:: EXERCISE REQUIREMENTS ::
Revise the part of the items that opens with the line containing "data-point-layer [147,155,903,472]" and closes with the line containing "data-point [695,297,701,303]", replacing "y-axis-ticks" with "y-axis-tick-values" and leaving everything else unchanged. Give back only those lines.

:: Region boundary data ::
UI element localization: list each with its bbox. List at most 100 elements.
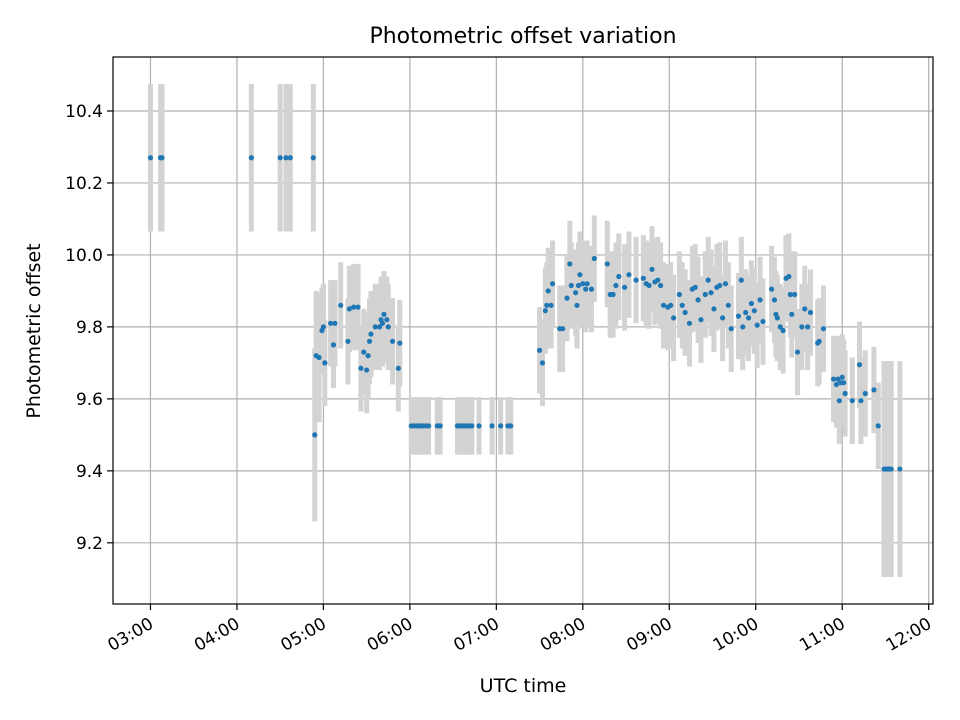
data-point-layer [147,155,903,472]
data-point [381,311,387,317]
data-point [498,423,504,429]
data-point [871,387,877,393]
data-point [842,390,848,397]
data-point [725,302,731,308]
data-point [283,155,289,161]
data-point [862,390,868,397]
data-point [508,423,514,429]
data-point [610,291,616,298]
data-point [584,281,590,287]
y-axis-ticks: 9.2 9.4 9.6 9.8 10.0 10.2 10.4 [65,102,113,554]
data-point [368,331,374,337]
data-point [575,282,582,289]
data-point [768,286,775,292]
data-point [780,327,786,334]
data-point [361,349,367,355]
y-tick-label: 10.4 [65,102,103,122]
data-point [646,282,652,289]
data-point [695,297,701,303]
data-point [835,376,841,382]
data-point [735,313,742,319]
data-point [839,374,845,380]
data-point [583,286,589,292]
data-point [836,398,842,404]
data-point [330,342,337,348]
data-point [660,302,667,308]
y-tick-label: 9.8 [76,318,103,338]
data-point [745,315,752,321]
data-point [787,291,793,298]
data-point [545,288,551,294]
y-tick-label: 9.4 [76,462,103,482]
data-point [616,273,622,280]
data-point [751,308,757,314]
data-point [771,297,778,303]
data-point [698,317,704,323]
data-point [560,326,566,332]
data-point [395,365,401,371]
data-point [613,282,619,289]
data-point [728,326,734,332]
data-point [544,302,550,308]
data-point [849,398,855,404]
data-point [573,290,579,296]
data-point [591,255,597,262]
data-point [159,155,165,161]
chart-title: Photometric offset variation [369,24,676,49]
data-point [365,353,371,359]
data-point [774,315,780,321]
data-point [740,324,746,330]
data-point [856,362,863,368]
data-point [789,311,795,317]
data-point [820,326,827,332]
data-point [786,273,792,280]
data-point [332,320,338,326]
data-point [760,318,766,325]
data-point [384,317,390,323]
data-point [389,338,396,344]
data-point [567,261,573,267]
data-point [722,281,729,287]
data-point [345,338,351,344]
data-point [385,324,391,330]
data-point [568,282,574,289]
data-point [476,423,482,429]
data-point [277,155,283,161]
data-point [577,272,583,278]
data-point [322,360,328,366]
data-point [711,306,717,312]
data-point [777,324,783,330]
data-point [799,324,805,330]
data-point [287,155,293,161]
data-point [621,284,628,290]
data-point [841,380,847,386]
data-point [248,155,254,161]
data-point [377,324,383,330]
data-point [670,315,677,321]
data-point [679,302,685,308]
data-point [536,347,543,353]
data-point [805,324,811,330]
data-point [469,423,475,429]
data-point [548,302,554,308]
data-point [626,272,632,278]
data-point [702,291,708,298]
data-point [372,324,378,330]
data-point [588,286,595,292]
data-point [604,261,610,267]
y-tick-label: 9.2 [76,534,103,554]
data-point [738,277,744,283]
data-point [147,155,154,161]
data-point [328,320,334,326]
data-point [539,360,546,366]
data-point [358,365,364,371]
data-point [580,281,586,287]
plot-frame [112,56,934,605]
data-point [705,277,711,283]
data-point [437,423,443,429]
x-axis-label: UTC time [480,675,567,697]
data-point [682,309,688,316]
data-point [338,302,344,308]
data-point [858,398,864,404]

:: ANSWER TO THIS EXERCISE ::
data-point-layer [147,155,903,472]
data-point [381,311,387,317]
data-point [498,423,504,429]
data-point [871,387,877,393]
data-point [842,390,848,397]
data-point [725,302,731,308]
data-point [283,155,289,161]
data-point [862,390,868,397]
data-point [508,423,514,429]
data-point [610,291,616,298]
data-point [584,281,590,287]
y-axis-tick-values: 9.2 9.4 9.6 9.8 10.0 10.2 10.4 [65,102,113,554]
data-point [368,331,374,337]
data-point [575,282,582,289]
data-point [768,286,775,292]
data-point [780,327,786,334]
data-point [361,349,367,355]
y-tick-label: 10.4 [65,102,103,122]
data-point [646,282,652,289]
data-point [695,297,701,303]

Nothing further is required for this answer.